Work to do:
Your task is to transcribe the records exactly, skipping every image.

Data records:
══════════════════════════════

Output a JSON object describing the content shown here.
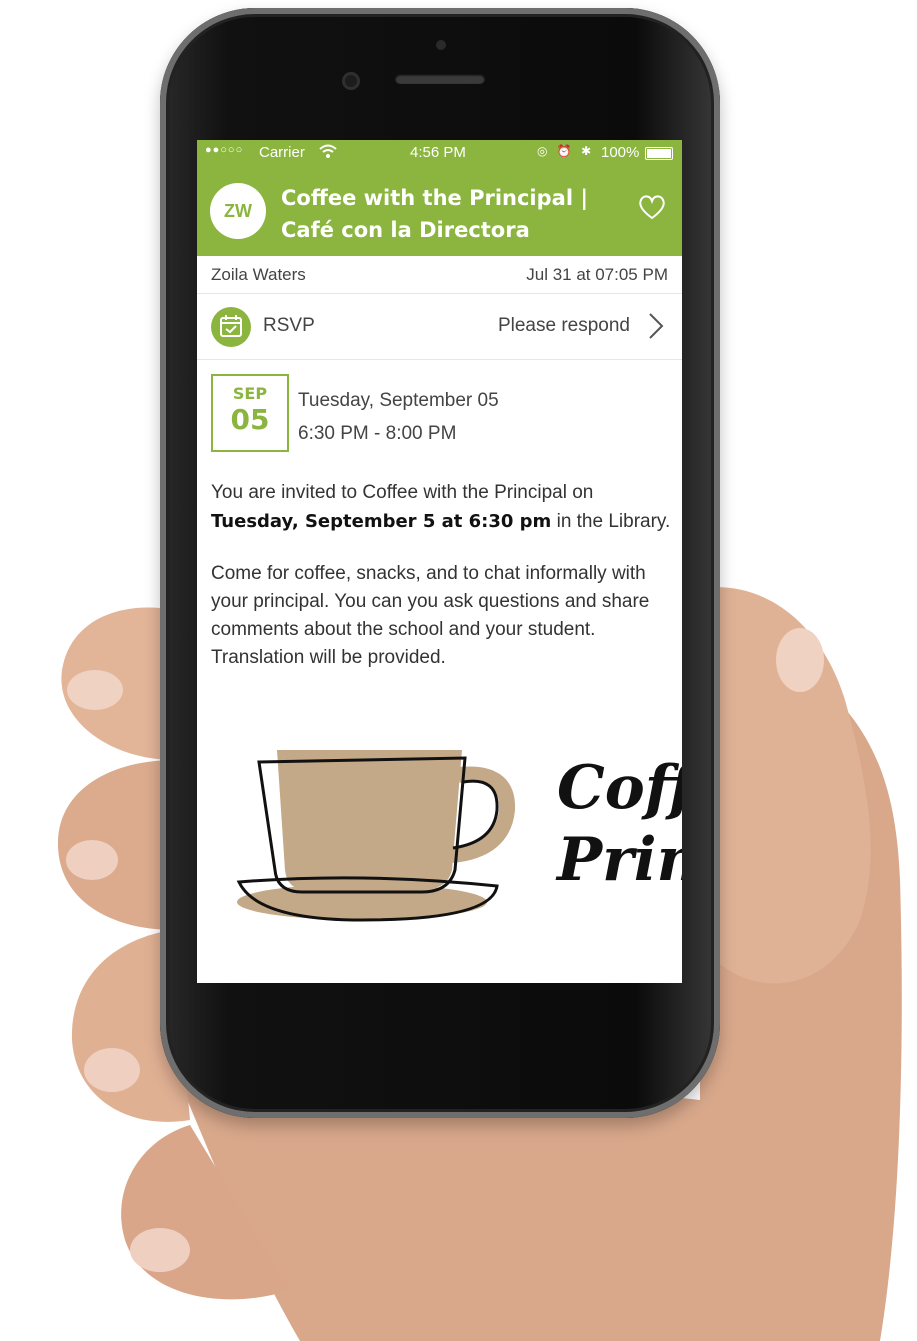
{
  "status_bar": {
    "signal": "●●○○○",
    "carrier": "Carrier",
    "time": "4:56 PM",
    "icons": "◎ ⏰ ✱",
    "battery": "100%"
  },
  "header": {
    "avatar_initials": "ZW",
    "title_line1": "Coffee with the Principal |",
    "title_line2": "Café con la Directora",
    "favorite_icon": "heart-icon"
  },
  "meta": {
    "author": "Zoila Waters",
    "posted": "Jul 31 at 07:05 PM"
  },
  "rsvp": {
    "icon": "calendar-check-icon",
    "label": "RSVP",
    "action": "Please respond"
  },
  "event": {
    "month": "SEP",
    "day": "05",
    "date_text": "Tuesday, September 05",
    "time_text": "6:30 PM - 8:00 PM"
  },
  "description": {
    "p1_start": "You are invited to Coffee with the Principal on",
    "p1_bold": "Tuesday, September 5 at 6:30 pm",
    "p1_end": " in the Library.",
    "p2": "Come for coffee, snacks, and to chat informally with your principal. You can you ask questions and share comments about the school and your student. Translation will be provided."
  },
  "artwork": {
    "line1": "Coff",
    "line2": "Prin"
  },
  "colors": {
    "accent": "#8bb53f",
    "cup": "#c4a989"
  }
}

══════════════════════════════

Finished exercise:
Output a JSON object describing the content shown here.
{
  "status_bar": {
    "signal": "●●○○○",
    "carrier": "Carrier",
    "time": "4:56 PM",
    "icons": "◎ ⏰ ✱",
    "battery": "100%"
  },
  "header": {
    "avatar_initials": "ZW",
    "title_line1": "Coffee with the Principal |",
    "title_line2": "Café con la Directora",
    "favorite_icon": "heart-icon"
  },
  "meta": {
    "author": "Zoila Waters",
    "posted": "Jul 31 at 07:05 PM"
  },
  "rsvp": {
    "icon": "calendar-check-icon",
    "label": "RSVP",
    "action": "Please respond"
  },
  "event": {
    "month": "SEP",
    "day": "05",
    "date_text": "Tuesday, September 05",
    "time_text": "6:30 PM - 8:00 PM"
  },
  "description": {
    "p1_start": "You are invited to Coffee with the Principal on",
    "p1_bold": "Tuesday, September 5 at 6:30 pm",
    "p1_end": " in the Library.",
    "p2": "Come for coffee, snacks, and to chat informally with your principal. You can you ask questions and share comments about the school and your student. Translation will be provided."
  },
  "artwork": {
    "line1": "Coff",
    "line2": "Prin"
  },
  "colors": {
    "accent": "#8bb53f",
    "cup": "#c4a989"
  }
}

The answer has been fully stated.